Output each entry verbatim and exclude every picture from it.

(Data extracted from a collection)

__________________________________________________

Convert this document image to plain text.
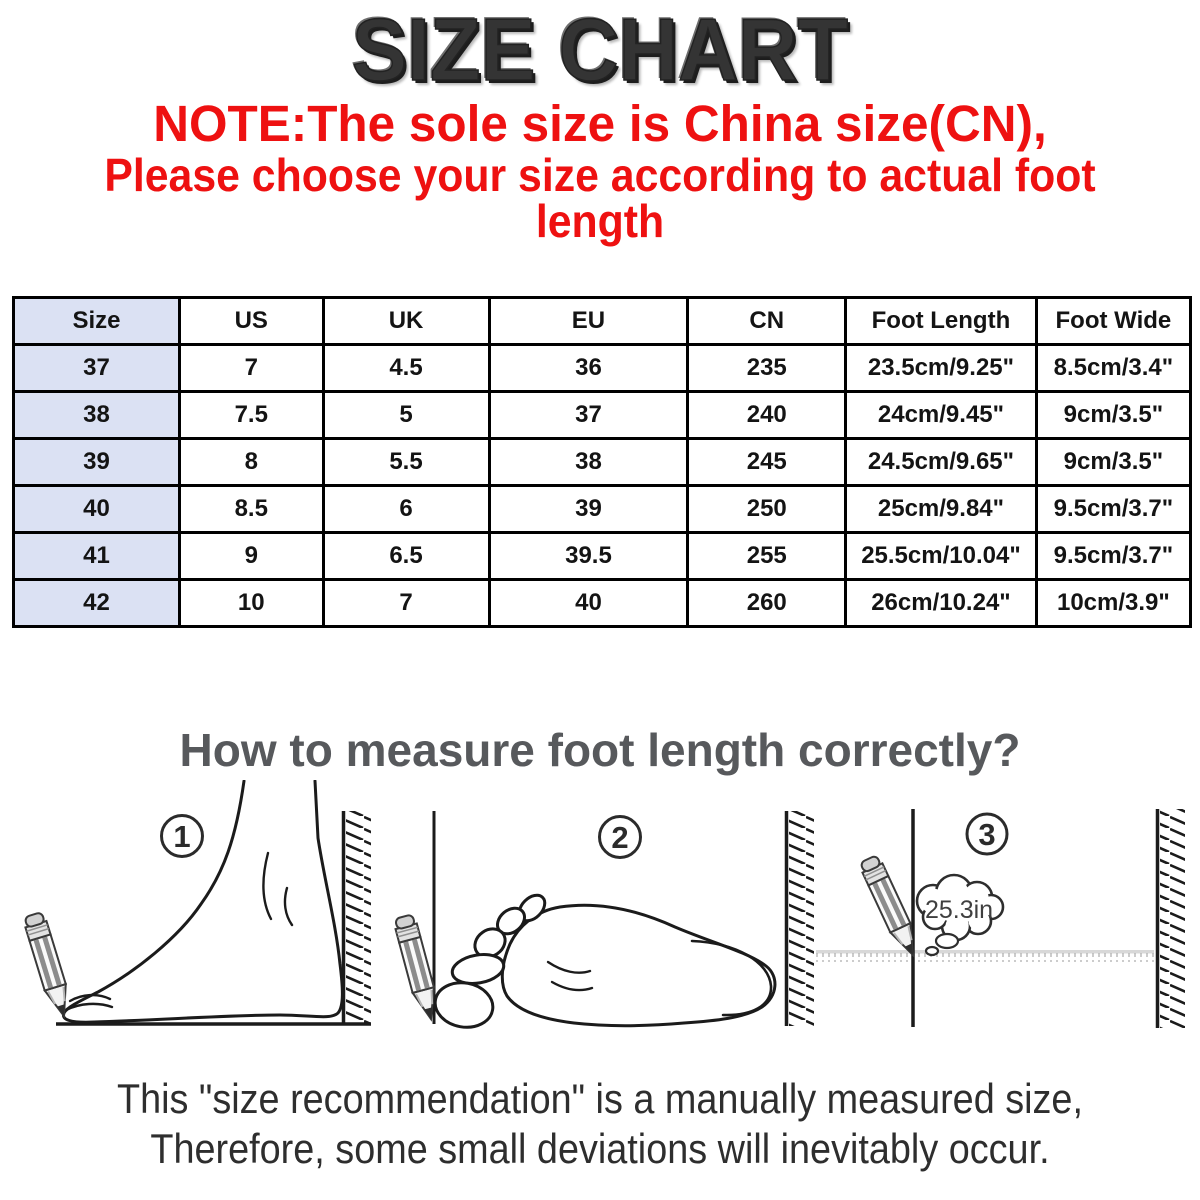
SIZE CHART
NOTE:The sole size is China size(CN),
Please choose your size according to actual foot length
Size	US	UK	EU	CN	Foot Length	Foot Wide
37	7	4.5	36	235	23.5cm/9.25"	8.5cm/3.4"
38	7.5	5	37	240	24cm/9.45"	9cm/3.5"
39	8	5.5	38	245	24.5cm/9.65"	9cm/3.5"
40	8.5	6	39	250	25cm/9.84"	9.5cm/3.7"
41	9	6.5	39.5	255	25.5cm/10.04"	9.5cm/3.7"
42	10	7	40	260	26cm/10.24"	10cm/3.9"
How to measure foot length correctly?
1	2
25.3in
3
This "size recommendation" is a manually measured size,
Therefore, some small deviations will inevitably occur.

__________________________________________________

-- Exercise solution --
Convert this document image to plain text.
SIZE CHART
NOTE:The sole size is China size(CN),
Please choose your size according to actual foot length
Size	US	UK	EU	CN	Foot Length	Foot Wide
37	7	4.5	36	235	23.5cm/9.25"	8.5cm/3.4"
38	7.5	5	37	240	24cm/9.45"	9cm/3.5"
39	8	5.5	38	245	24.5cm/9.65"	9cm/3.5"
40	8.5	6	39	250	25cm/9.84"	9.5cm/3.7"
41	9	6.5	39.5	255	25.5cm/10.04"	9.5cm/3.7"
42	10	7	40	260	26cm/10.24"	10cm/3.9"
How to measure foot length correctly?
1	2
25.3in
3
This "size recommendation" is a manually measured size,
Therefore, some small deviations will inevitably occur.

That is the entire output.